[Figure record listings]
↓↓↓
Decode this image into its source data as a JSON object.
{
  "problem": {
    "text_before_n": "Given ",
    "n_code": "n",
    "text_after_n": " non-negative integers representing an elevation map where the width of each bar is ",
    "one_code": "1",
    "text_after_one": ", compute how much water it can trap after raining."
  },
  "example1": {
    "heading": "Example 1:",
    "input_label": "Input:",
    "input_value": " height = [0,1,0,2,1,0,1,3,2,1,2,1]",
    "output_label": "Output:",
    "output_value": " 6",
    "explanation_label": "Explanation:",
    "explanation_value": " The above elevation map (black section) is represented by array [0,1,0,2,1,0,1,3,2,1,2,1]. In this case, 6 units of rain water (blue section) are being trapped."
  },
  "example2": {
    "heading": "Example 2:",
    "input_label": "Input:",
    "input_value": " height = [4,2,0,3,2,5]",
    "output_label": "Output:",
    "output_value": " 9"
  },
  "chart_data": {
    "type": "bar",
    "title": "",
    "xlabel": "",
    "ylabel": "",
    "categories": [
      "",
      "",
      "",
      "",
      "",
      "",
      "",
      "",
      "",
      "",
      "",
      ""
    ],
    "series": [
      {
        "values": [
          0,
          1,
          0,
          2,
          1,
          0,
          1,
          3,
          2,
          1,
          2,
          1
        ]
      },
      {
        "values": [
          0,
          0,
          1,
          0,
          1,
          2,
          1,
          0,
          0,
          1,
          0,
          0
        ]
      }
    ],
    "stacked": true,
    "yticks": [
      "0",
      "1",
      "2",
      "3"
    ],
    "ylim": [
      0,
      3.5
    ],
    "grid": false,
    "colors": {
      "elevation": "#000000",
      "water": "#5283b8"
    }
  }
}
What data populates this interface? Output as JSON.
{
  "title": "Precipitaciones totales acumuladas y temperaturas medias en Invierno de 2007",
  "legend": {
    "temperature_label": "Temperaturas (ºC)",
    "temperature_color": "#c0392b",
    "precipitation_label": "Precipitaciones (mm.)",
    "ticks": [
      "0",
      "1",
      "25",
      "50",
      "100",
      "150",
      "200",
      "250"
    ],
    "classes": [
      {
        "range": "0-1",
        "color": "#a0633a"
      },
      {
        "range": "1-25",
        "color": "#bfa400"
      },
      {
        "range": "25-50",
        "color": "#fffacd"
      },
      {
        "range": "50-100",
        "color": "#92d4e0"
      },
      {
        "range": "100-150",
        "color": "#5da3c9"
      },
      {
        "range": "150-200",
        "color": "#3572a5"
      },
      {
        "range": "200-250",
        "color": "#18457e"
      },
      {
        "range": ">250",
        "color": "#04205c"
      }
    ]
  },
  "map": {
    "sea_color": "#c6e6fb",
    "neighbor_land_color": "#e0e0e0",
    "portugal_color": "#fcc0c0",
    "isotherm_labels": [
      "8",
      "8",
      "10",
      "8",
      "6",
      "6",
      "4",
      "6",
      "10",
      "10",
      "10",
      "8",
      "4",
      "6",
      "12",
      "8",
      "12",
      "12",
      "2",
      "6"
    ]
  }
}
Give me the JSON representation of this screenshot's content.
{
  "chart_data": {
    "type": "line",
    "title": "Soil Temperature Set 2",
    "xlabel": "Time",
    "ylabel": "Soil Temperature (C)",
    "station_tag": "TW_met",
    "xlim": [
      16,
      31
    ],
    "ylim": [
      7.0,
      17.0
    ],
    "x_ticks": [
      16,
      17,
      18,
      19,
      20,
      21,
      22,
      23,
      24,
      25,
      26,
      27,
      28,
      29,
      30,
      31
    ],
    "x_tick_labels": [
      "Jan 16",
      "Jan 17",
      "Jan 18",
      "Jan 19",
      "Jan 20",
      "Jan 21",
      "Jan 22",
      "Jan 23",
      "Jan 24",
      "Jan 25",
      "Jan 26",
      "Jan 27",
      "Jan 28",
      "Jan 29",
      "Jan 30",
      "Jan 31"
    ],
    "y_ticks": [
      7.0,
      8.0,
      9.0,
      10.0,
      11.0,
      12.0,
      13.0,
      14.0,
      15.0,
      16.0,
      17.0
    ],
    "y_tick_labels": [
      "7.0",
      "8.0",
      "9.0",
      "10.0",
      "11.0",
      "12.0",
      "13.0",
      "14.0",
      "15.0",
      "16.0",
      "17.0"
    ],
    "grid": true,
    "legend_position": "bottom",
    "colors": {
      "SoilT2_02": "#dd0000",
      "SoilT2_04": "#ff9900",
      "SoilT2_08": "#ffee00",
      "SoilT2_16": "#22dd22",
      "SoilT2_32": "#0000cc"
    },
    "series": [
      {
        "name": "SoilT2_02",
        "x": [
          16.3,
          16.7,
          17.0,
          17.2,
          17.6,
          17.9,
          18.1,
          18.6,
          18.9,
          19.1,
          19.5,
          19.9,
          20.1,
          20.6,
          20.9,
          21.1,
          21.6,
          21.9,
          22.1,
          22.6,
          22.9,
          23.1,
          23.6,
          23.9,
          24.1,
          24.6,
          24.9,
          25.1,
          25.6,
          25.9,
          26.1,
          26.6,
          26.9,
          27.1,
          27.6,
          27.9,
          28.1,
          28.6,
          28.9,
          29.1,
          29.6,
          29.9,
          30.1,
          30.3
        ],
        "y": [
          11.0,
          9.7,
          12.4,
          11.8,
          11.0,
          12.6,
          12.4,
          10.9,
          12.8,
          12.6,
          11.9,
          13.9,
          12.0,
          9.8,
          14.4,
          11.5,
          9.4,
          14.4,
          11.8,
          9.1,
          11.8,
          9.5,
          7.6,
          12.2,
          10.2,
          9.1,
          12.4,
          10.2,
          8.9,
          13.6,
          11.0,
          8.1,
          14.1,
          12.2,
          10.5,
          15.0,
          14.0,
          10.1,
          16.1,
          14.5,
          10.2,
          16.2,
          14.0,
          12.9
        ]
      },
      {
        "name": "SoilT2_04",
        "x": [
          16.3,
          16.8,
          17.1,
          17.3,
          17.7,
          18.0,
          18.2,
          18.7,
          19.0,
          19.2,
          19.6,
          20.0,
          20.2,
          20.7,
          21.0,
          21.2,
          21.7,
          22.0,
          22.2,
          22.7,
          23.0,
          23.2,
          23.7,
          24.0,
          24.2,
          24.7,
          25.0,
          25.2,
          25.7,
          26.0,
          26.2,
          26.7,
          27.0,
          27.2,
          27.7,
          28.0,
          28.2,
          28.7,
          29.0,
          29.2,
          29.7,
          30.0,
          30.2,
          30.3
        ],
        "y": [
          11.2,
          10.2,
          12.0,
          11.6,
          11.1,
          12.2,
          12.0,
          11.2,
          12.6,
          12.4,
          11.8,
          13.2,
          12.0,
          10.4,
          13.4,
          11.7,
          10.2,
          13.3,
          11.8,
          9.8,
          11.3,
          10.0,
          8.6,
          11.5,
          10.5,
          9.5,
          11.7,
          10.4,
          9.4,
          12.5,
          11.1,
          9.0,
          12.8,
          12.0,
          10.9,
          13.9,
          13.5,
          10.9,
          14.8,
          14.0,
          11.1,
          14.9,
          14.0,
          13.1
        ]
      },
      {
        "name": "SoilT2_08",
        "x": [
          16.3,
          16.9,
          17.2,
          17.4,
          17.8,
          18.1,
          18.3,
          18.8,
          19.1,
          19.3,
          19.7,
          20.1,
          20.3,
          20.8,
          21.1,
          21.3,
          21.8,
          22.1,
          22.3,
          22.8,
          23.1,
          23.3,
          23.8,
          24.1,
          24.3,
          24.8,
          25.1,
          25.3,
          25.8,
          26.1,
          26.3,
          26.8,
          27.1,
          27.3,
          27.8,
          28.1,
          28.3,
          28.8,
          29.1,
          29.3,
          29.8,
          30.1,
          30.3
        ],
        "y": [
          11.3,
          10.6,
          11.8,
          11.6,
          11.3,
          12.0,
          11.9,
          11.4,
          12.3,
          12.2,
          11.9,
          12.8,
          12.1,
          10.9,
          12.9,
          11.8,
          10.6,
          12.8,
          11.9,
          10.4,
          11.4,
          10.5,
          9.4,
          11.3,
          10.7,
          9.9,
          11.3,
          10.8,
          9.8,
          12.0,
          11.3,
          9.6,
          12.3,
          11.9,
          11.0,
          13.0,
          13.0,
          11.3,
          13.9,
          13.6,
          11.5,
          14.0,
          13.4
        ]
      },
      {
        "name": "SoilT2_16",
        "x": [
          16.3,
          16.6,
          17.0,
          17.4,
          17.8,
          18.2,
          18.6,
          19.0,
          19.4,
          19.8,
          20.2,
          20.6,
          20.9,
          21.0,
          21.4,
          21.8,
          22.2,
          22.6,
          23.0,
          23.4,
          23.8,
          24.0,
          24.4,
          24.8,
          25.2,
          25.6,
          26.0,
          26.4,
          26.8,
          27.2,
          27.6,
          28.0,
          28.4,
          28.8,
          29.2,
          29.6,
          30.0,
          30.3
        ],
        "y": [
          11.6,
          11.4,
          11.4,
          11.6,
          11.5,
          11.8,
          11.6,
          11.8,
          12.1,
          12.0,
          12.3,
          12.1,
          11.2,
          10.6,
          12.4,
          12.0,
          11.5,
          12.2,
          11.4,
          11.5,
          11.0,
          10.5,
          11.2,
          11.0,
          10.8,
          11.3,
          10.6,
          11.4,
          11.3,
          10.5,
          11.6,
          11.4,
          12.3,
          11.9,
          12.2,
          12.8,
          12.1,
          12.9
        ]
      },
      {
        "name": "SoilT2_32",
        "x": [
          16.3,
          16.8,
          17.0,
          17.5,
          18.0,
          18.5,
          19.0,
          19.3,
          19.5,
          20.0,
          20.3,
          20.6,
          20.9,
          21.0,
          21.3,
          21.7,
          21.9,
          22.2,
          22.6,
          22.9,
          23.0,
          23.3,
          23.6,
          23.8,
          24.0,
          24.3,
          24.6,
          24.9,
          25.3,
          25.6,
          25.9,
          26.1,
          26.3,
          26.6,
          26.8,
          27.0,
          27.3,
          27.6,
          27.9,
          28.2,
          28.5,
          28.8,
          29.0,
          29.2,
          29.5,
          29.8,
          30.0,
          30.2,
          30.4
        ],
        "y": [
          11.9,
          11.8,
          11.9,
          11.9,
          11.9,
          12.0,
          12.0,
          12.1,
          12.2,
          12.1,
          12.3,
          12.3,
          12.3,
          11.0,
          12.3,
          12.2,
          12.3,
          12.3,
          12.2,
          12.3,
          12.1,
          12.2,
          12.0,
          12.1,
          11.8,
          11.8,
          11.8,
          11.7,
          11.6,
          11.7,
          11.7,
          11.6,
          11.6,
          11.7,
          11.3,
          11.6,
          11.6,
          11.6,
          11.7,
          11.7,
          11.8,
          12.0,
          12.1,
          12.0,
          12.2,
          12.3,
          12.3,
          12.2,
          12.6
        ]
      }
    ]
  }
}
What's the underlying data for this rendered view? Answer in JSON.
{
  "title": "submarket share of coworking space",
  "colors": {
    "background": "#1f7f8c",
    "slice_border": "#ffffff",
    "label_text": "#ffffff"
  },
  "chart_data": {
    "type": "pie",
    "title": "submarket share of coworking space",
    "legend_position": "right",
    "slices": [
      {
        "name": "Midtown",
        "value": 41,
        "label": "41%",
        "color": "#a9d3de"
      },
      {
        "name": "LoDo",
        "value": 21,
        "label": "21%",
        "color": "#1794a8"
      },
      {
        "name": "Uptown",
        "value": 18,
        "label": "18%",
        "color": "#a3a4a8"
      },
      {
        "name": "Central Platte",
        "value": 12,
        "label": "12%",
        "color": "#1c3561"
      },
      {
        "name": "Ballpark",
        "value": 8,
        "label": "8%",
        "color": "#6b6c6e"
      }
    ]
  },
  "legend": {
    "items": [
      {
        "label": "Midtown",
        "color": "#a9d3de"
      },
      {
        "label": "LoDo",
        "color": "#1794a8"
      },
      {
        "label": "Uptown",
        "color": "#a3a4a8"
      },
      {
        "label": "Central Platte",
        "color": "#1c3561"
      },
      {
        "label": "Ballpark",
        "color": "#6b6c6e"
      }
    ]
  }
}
↑↑↑
§ Problem requirements
Copy all lines from the material that include "ffffff".

§ Expected answer
    "slice_border": "#ffffff",
    "label_text": "#ffffff"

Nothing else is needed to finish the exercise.